Directive
Starting at the line with "- delete-link[interactable]: 删除: [1795, 480, 1819, 502]" and ending at the line with "- row-checkbox[interactable]: [284, 886, 299, 900]", rewrite those lines from the items, substituting "remove-link" for every "delete-link" and leaving everything else unchanged.

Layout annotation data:
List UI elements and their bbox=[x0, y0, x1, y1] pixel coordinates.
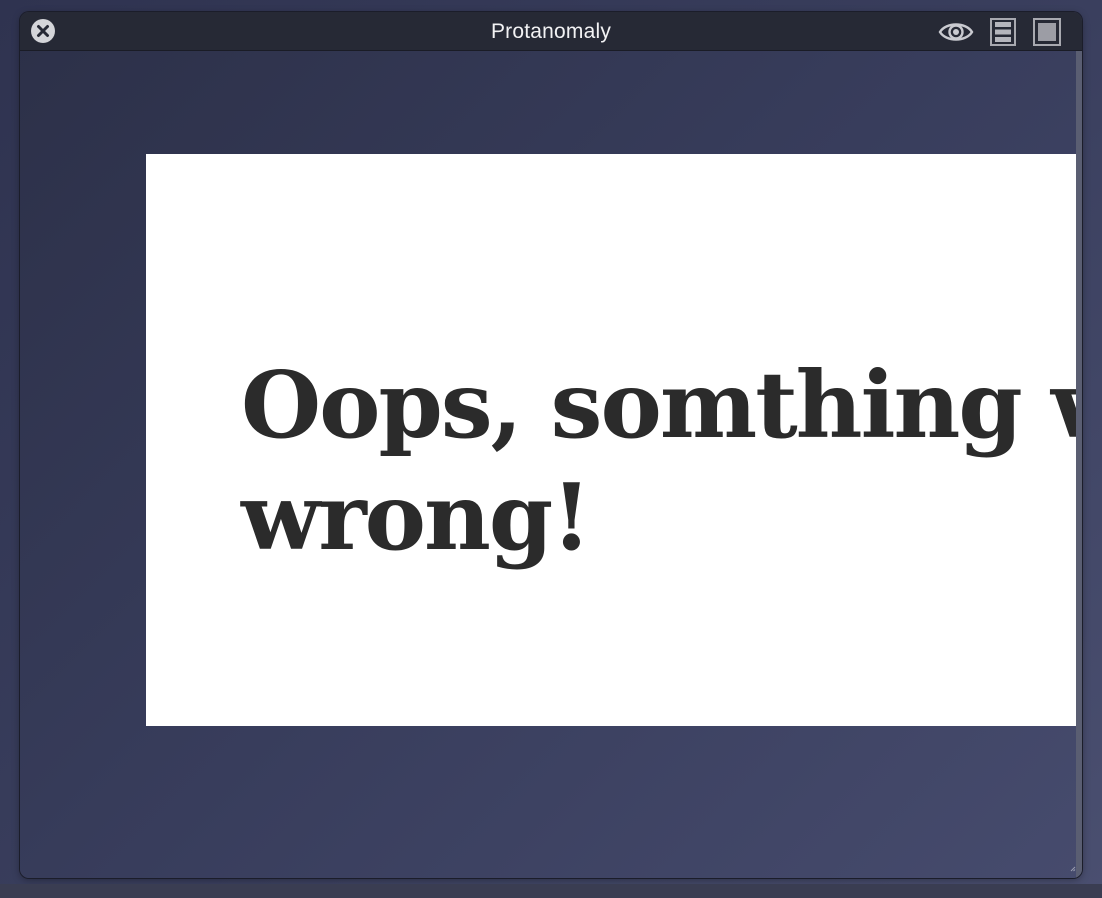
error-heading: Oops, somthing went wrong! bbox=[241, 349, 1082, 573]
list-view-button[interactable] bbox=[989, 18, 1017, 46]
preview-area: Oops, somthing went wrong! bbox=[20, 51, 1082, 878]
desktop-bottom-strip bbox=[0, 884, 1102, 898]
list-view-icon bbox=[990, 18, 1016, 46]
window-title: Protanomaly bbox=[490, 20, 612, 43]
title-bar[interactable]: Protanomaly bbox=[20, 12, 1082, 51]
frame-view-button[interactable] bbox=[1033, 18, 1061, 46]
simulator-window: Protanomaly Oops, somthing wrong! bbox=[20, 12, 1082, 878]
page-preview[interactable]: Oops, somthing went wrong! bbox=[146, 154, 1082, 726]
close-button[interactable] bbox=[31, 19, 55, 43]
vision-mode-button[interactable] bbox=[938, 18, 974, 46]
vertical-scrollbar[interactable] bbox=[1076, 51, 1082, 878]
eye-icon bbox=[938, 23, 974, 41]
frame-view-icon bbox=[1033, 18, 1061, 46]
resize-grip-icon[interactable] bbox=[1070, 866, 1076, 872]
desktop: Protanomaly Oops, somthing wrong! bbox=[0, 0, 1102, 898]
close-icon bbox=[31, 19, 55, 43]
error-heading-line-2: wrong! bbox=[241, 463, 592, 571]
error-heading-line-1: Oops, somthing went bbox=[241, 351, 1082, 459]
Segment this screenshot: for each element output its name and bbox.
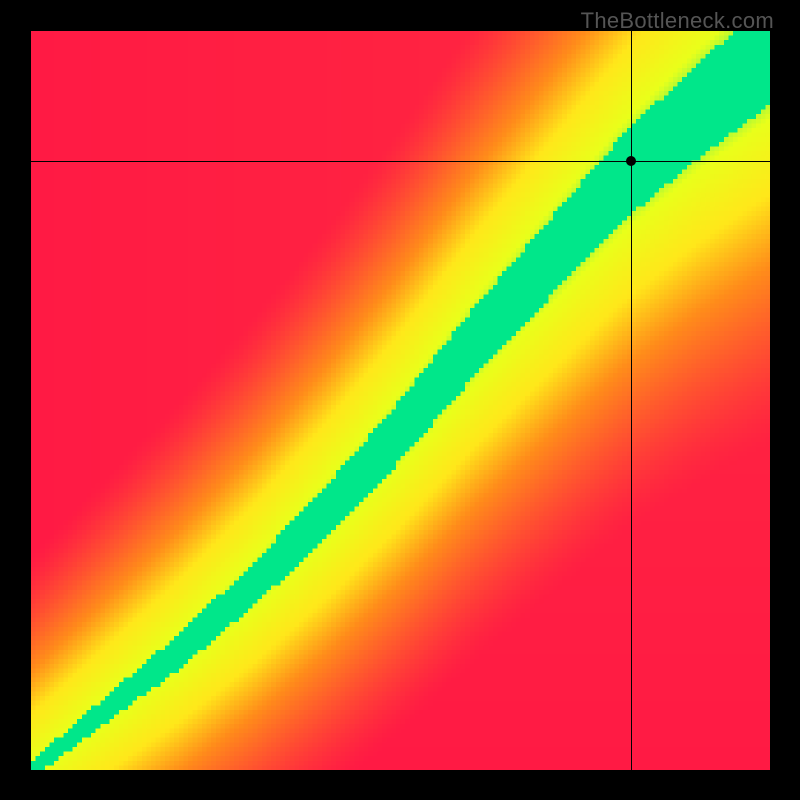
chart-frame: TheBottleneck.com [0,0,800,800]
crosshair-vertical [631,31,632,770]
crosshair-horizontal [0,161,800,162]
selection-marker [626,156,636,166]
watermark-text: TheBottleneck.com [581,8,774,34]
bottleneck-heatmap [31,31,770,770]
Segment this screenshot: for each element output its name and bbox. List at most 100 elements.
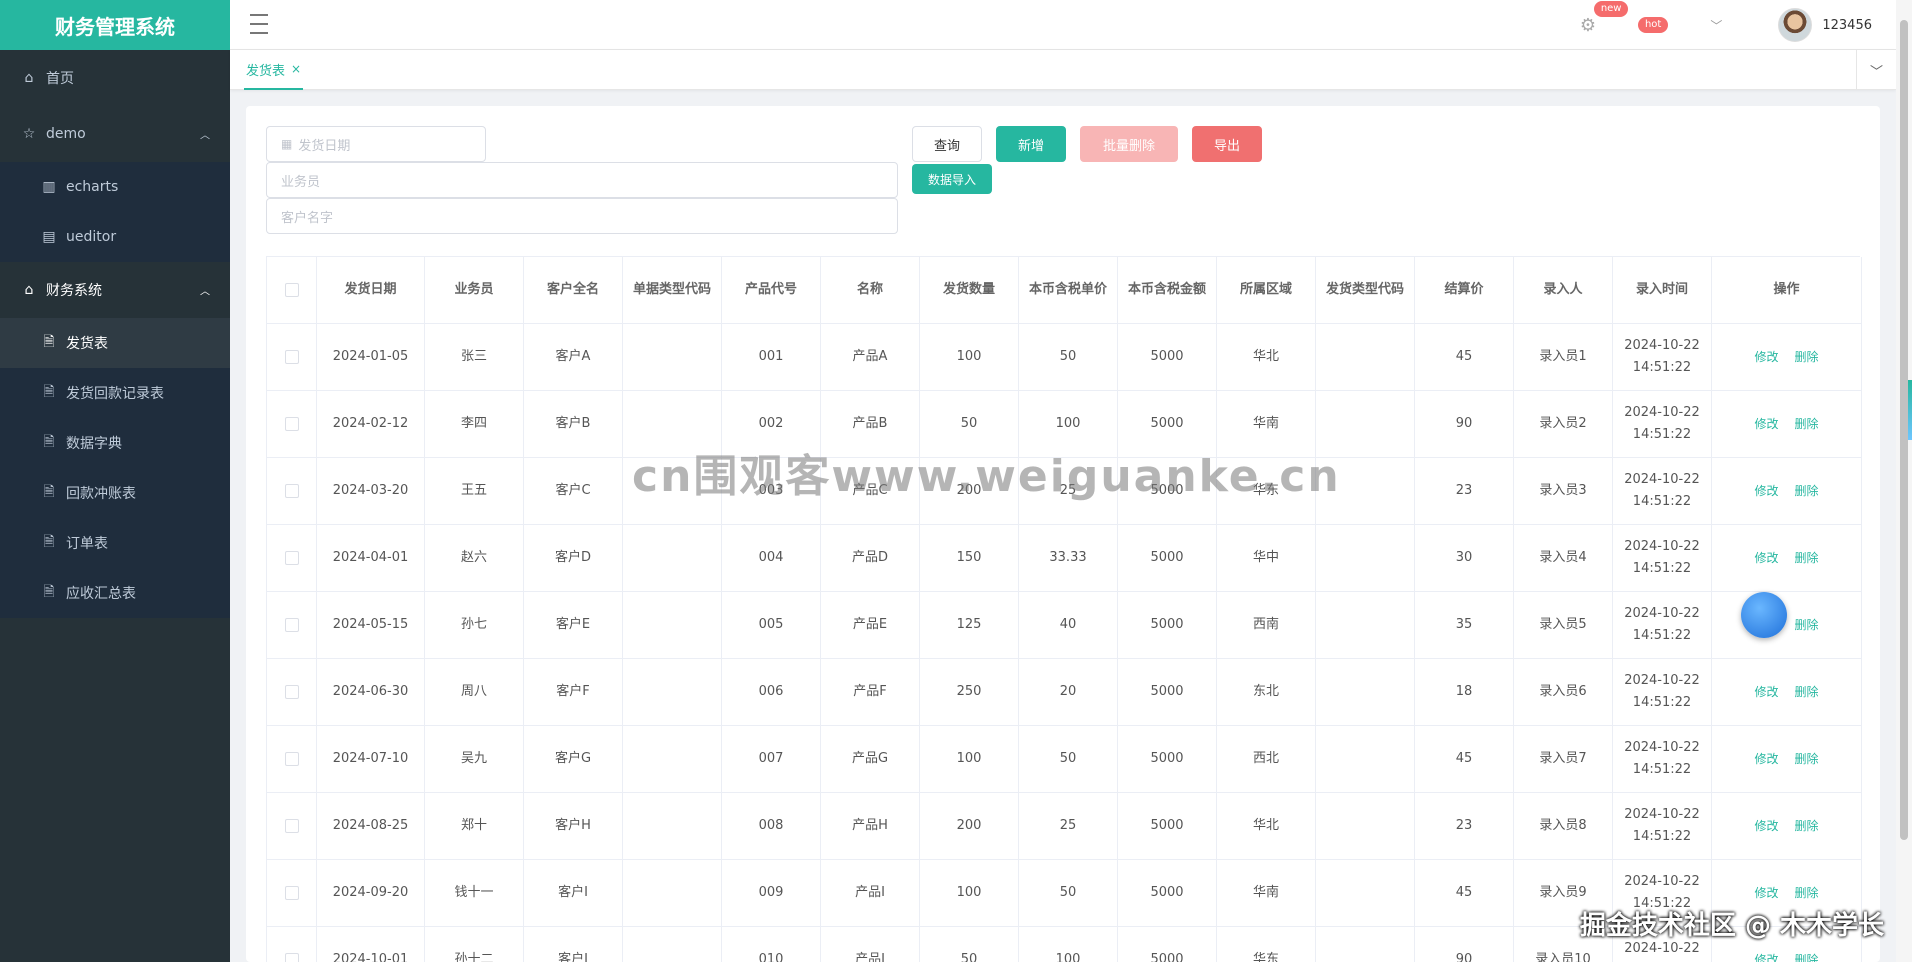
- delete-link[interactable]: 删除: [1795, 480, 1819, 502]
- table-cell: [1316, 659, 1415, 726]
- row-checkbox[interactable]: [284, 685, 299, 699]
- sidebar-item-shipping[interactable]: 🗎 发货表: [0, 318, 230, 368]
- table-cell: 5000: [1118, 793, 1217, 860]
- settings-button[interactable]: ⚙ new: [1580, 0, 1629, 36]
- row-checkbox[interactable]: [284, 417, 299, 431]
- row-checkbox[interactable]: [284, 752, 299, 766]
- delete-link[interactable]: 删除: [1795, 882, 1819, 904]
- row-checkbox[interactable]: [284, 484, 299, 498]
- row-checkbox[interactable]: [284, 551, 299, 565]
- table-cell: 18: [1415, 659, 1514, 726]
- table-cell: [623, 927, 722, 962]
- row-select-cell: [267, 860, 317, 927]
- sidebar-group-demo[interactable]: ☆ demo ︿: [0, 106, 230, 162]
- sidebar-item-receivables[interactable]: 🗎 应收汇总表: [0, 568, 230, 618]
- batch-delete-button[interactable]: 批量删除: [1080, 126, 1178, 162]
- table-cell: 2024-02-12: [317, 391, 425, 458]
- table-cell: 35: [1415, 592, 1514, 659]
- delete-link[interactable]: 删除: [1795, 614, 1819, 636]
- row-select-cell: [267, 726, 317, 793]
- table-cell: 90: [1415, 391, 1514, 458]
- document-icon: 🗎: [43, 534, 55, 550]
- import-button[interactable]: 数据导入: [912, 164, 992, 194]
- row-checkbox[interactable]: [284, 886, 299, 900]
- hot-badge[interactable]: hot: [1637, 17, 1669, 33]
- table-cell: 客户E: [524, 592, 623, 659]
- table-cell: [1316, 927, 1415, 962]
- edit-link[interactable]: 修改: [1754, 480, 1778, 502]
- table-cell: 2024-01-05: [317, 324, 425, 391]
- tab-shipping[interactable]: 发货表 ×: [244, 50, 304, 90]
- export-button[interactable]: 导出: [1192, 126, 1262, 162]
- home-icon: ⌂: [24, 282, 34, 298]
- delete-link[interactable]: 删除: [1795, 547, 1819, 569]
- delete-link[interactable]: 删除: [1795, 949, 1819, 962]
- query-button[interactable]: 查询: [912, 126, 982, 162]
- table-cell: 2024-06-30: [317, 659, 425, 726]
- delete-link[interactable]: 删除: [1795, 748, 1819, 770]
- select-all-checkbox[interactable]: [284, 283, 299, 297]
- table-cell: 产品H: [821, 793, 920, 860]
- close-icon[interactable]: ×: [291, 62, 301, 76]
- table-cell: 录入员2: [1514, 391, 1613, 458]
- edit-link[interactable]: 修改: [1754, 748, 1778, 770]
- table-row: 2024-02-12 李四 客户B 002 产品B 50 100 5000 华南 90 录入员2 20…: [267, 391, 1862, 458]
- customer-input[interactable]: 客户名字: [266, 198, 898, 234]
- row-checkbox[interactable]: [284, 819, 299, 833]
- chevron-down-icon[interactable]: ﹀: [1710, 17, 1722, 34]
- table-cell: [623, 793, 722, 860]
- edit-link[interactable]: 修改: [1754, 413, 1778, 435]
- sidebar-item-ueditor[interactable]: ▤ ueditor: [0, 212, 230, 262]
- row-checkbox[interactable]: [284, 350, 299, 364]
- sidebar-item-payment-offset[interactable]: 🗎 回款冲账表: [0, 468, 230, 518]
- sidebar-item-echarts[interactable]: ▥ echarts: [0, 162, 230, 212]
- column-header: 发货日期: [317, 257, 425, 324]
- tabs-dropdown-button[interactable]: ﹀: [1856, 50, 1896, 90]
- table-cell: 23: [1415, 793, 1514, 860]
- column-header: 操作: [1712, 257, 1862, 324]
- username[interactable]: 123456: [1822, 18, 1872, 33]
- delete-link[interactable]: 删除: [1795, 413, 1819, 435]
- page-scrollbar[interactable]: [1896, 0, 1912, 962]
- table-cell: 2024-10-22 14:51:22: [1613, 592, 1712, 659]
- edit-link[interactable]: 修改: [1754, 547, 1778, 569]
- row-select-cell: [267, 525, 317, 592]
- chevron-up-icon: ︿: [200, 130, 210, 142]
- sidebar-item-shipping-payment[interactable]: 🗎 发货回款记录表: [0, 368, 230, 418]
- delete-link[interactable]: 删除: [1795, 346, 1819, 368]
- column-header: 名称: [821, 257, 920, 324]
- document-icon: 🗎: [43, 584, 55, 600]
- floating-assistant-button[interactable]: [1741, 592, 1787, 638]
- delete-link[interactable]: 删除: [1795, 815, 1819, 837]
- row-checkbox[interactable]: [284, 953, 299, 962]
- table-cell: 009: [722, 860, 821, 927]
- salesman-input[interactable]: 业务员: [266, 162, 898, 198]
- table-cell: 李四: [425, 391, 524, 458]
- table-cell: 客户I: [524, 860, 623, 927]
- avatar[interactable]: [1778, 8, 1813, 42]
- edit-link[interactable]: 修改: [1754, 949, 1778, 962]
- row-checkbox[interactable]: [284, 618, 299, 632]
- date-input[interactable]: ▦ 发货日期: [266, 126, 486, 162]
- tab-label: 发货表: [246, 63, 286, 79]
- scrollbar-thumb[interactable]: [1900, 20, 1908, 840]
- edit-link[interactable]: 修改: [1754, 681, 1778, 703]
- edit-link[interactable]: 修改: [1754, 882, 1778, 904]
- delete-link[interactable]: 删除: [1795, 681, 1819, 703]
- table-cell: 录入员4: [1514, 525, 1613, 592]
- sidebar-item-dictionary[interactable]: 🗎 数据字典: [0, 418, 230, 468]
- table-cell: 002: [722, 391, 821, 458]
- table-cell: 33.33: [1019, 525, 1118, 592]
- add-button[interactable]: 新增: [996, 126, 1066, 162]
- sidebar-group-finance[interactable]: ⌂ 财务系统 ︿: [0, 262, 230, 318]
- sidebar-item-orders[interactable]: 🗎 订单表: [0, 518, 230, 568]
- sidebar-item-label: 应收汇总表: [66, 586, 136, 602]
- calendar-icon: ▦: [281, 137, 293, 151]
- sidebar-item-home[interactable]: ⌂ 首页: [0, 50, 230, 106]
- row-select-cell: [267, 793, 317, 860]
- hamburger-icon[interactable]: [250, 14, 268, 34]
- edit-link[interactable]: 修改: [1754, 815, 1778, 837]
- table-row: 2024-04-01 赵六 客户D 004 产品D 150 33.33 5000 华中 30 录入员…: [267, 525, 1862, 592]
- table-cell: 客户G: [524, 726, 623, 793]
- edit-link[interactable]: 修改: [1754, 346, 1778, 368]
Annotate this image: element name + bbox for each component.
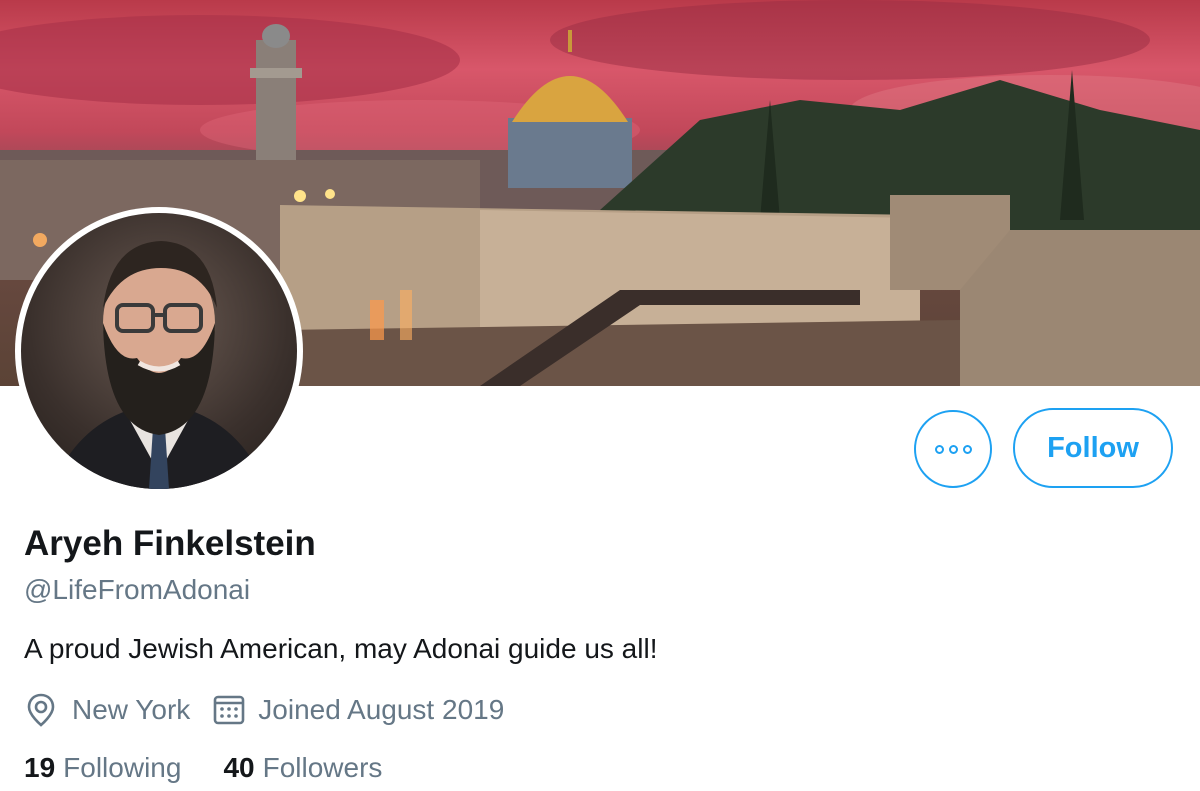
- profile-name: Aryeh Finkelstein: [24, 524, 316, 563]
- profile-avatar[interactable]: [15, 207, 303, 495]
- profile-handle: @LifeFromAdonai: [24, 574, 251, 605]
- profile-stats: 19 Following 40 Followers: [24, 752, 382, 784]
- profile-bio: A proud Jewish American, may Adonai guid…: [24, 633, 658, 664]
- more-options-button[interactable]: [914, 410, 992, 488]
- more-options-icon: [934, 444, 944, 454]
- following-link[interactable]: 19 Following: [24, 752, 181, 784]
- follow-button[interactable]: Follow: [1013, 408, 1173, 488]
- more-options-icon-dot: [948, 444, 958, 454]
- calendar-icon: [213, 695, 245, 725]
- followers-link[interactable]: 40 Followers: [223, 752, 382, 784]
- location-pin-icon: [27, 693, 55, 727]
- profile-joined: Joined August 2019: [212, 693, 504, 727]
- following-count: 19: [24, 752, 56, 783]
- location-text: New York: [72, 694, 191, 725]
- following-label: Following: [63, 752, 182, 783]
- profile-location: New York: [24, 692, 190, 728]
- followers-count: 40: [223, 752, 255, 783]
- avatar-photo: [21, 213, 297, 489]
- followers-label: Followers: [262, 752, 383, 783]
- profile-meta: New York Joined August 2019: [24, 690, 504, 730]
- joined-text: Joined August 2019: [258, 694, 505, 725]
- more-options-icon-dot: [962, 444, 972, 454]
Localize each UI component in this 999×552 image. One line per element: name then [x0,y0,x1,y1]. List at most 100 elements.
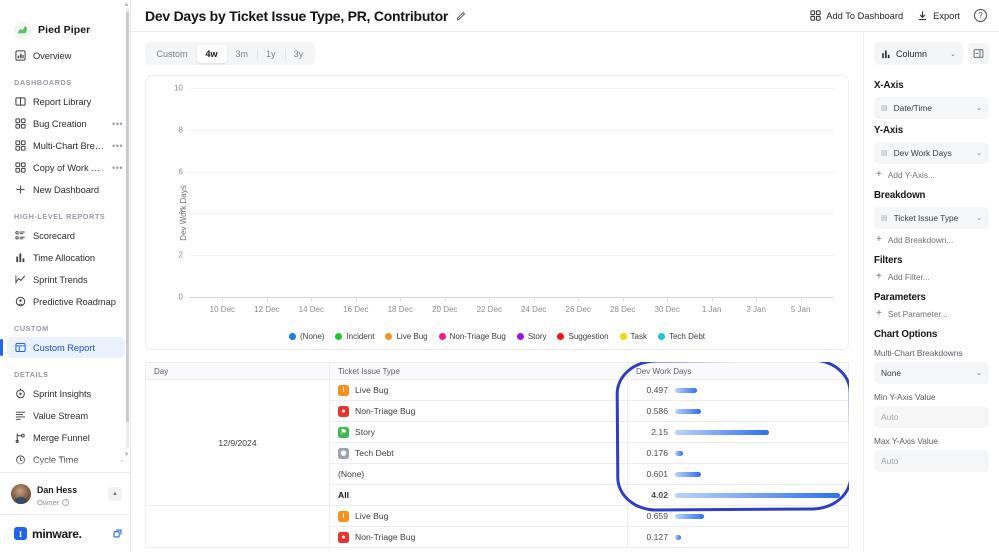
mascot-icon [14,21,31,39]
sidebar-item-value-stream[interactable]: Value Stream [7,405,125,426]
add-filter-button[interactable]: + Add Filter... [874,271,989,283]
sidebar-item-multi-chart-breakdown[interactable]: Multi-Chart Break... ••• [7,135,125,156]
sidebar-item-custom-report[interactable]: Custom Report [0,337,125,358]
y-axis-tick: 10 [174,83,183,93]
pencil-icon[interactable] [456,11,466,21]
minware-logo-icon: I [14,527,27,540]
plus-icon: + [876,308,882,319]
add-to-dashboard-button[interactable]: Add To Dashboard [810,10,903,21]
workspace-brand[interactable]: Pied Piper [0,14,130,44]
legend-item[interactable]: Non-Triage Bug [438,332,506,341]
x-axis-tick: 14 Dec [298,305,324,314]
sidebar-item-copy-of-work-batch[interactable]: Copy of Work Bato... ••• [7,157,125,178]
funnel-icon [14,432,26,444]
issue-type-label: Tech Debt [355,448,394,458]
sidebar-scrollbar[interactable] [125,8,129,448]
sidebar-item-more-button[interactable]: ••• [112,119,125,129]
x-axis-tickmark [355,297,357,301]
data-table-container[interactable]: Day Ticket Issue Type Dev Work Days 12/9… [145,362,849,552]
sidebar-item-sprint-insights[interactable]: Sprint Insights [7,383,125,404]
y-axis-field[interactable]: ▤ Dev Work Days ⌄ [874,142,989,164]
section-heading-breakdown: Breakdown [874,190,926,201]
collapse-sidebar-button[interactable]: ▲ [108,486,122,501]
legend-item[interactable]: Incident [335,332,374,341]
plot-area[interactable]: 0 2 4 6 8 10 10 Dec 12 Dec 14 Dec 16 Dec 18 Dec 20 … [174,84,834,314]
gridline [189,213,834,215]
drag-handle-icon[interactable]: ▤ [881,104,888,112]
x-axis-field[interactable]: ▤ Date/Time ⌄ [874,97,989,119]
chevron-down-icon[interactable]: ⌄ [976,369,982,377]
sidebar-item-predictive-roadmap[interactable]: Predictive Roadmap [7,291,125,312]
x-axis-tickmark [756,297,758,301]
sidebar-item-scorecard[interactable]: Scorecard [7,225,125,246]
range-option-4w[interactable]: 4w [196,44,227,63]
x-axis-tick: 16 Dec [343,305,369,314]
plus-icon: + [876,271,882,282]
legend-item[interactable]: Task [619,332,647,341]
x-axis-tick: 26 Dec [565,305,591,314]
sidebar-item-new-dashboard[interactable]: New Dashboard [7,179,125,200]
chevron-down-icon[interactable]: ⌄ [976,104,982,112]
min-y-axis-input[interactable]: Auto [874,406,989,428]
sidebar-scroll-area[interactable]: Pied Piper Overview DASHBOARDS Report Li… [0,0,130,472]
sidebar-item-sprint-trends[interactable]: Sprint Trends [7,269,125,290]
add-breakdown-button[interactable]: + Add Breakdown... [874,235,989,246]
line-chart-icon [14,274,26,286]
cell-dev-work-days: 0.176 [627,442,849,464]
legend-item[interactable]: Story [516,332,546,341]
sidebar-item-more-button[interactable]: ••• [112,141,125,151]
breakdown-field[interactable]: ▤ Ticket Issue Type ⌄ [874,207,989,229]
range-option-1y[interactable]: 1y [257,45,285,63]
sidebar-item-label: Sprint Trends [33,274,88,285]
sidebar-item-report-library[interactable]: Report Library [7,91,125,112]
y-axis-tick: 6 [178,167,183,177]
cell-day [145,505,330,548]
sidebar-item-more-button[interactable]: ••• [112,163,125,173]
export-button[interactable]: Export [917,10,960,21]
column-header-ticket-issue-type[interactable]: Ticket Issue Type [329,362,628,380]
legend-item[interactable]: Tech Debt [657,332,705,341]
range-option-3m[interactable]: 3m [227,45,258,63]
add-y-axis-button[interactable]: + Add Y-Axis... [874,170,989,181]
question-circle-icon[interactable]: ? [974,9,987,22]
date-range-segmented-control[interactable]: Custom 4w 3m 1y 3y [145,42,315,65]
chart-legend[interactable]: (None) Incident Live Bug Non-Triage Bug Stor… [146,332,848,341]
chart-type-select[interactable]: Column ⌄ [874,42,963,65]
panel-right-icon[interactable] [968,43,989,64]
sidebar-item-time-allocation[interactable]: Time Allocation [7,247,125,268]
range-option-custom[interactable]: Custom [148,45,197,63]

Exercise result
- remove-link[interactable]: 删除: [1795, 480, 1819, 502]
- table-cell: [1316, 659, 1415, 726]
- row-checkbox[interactable]: [284, 685, 299, 699]
- sidebar-item-shipping[interactable]: 🗎 发货表: [0, 318, 230, 368]
- table-cell: 5000: [1118, 793, 1217, 860]
- settings-button[interactable]: ⚙ new: [1580, 0, 1629, 36]
- row-checkbox[interactable]: [284, 417, 299, 431]
- row-checkbox[interactable]: [284, 752, 299, 766]
- remove-link[interactable]: 删除: [1795, 882, 1819, 904]
- row-checkbox[interactable]: [284, 484, 299, 498]
- row-checkbox[interactable]: [284, 551, 299, 565]
- table-cell: 18: [1415, 659, 1514, 726]
- table-cell: [623, 927, 722, 962]
- row-select-cell: [267, 860, 317, 927]
- sidebar-group-demo[interactable]: ☆ demo ︿: [0, 106, 230, 162]
- sidebar-item-receivables[interactable]: 🗎 应收汇总表: [0, 568, 230, 618]
- batch-delete-button[interactable]: 批量删除: [1080, 126, 1178, 162]
- table-cell: 2024-02-12: [317, 391, 425, 458]
- table-cell: 35: [1415, 592, 1514, 659]
- remove-link[interactable]: 删除: [1795, 614, 1819, 636]
- row-select-cell: [267, 726, 317, 793]
- table-cell: 90: [1415, 391, 1514, 458]
- document-icon: 🗎: [43, 534, 55, 550]
- import-button[interactable]: 数据导入: [912, 164, 992, 194]
- row-checkbox[interactable]: [284, 886, 299, 900]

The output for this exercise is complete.